STATED EXERCISE: Determine the number of lines that contain the word "likes", then state that number and nothing more.

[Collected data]

>> Begin

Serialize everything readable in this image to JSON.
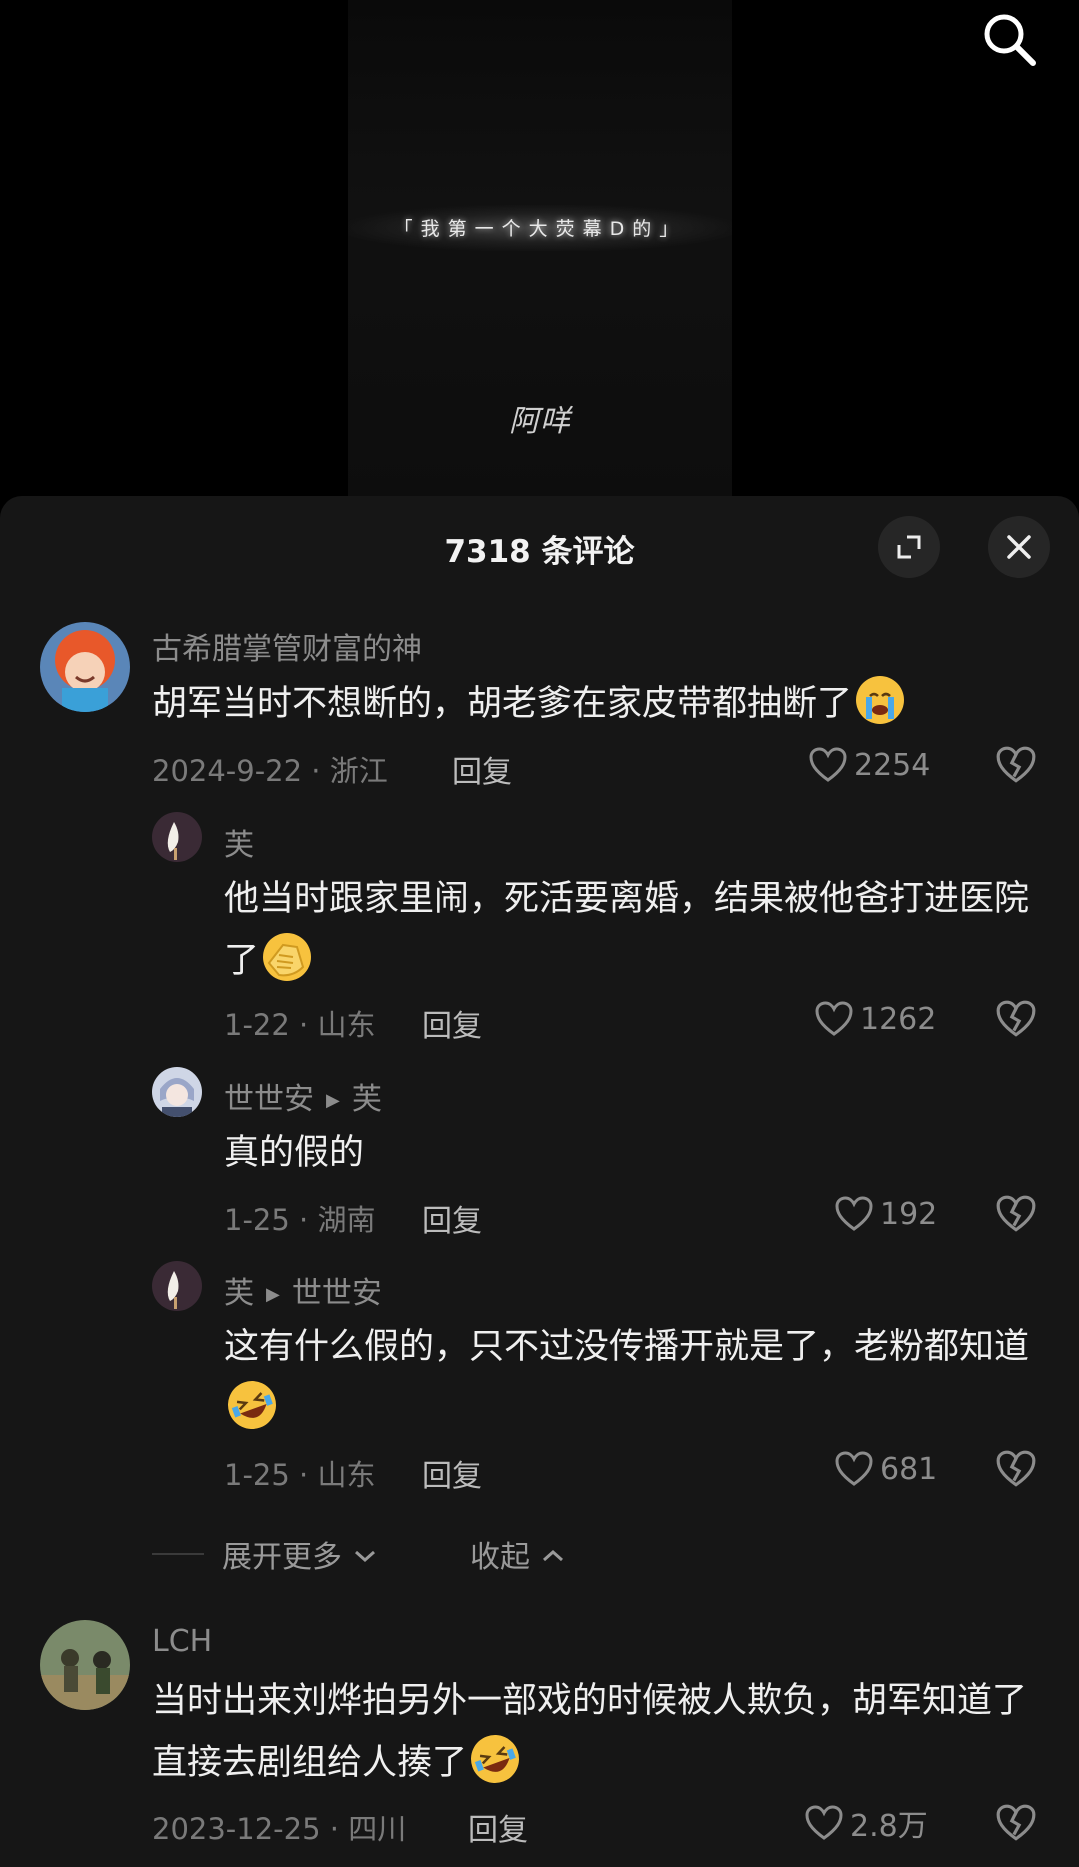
{
  "video": {
    "caption": "「我第一个大荧幕D的」",
    "signature": "阿咩"
  },
  "panel": {
    "title": "7318 条评论"
  },
  "comments": [
    {
      "user": "古希腊掌管财富的神",
      "text": "胡军当时不想断的，胡老爹在家皮带都抽断了",
      "emoji": "loudly-crying-face",
      "meta": "2024-9-22 · 浙江",
      "reply": "回复",
      "likes": "2254"
    },
    {
      "user": "芙",
      "text": "他当时跟家里闹，死活要离婚，结果被他爸打进医院了",
      "emoji": "face-palm",
      "meta": "1-22 · 山东",
      "reply": "回复",
      "likes": "1262"
    },
    {
      "user": "世世安",
      "reply_to": "芙",
      "text": "真的假的",
      "meta": "1-25 · 湖南",
      "reply": "回复",
      "likes": "192"
    },
    {
      "user": "芙",
      "reply_to": "世世安",
      "text": "这有什么假的，只不过没传播开就是了，老粉都知道",
      "emoji": "rolling-on-floor-laughing",
      "meta": "1-25 · 山东",
      "reply": "回复",
      "likes": "681"
    },
    {
      "user": "LCH",
      "text": "当时出来刘烨拍另外一部戏的时候被人欺负，胡军知道了直接去剧组给人揍了",
      "emoji": "rolling-on-floor-laughing",
      "meta": "2023-12-25 · 四川",
      "reply": "回复",
      "likes": "2.8万"
    }
  ],
  "thread": {
    "expand_more": "展开更多",
    "collapse": "收起"
  },
  "colors": {
    "panel_bg": "#161616",
    "muted_text": "#8c8c8c",
    "body_text": "#efefef"
  }
}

>> End

ANSWER TO THIS EXERCISE: 5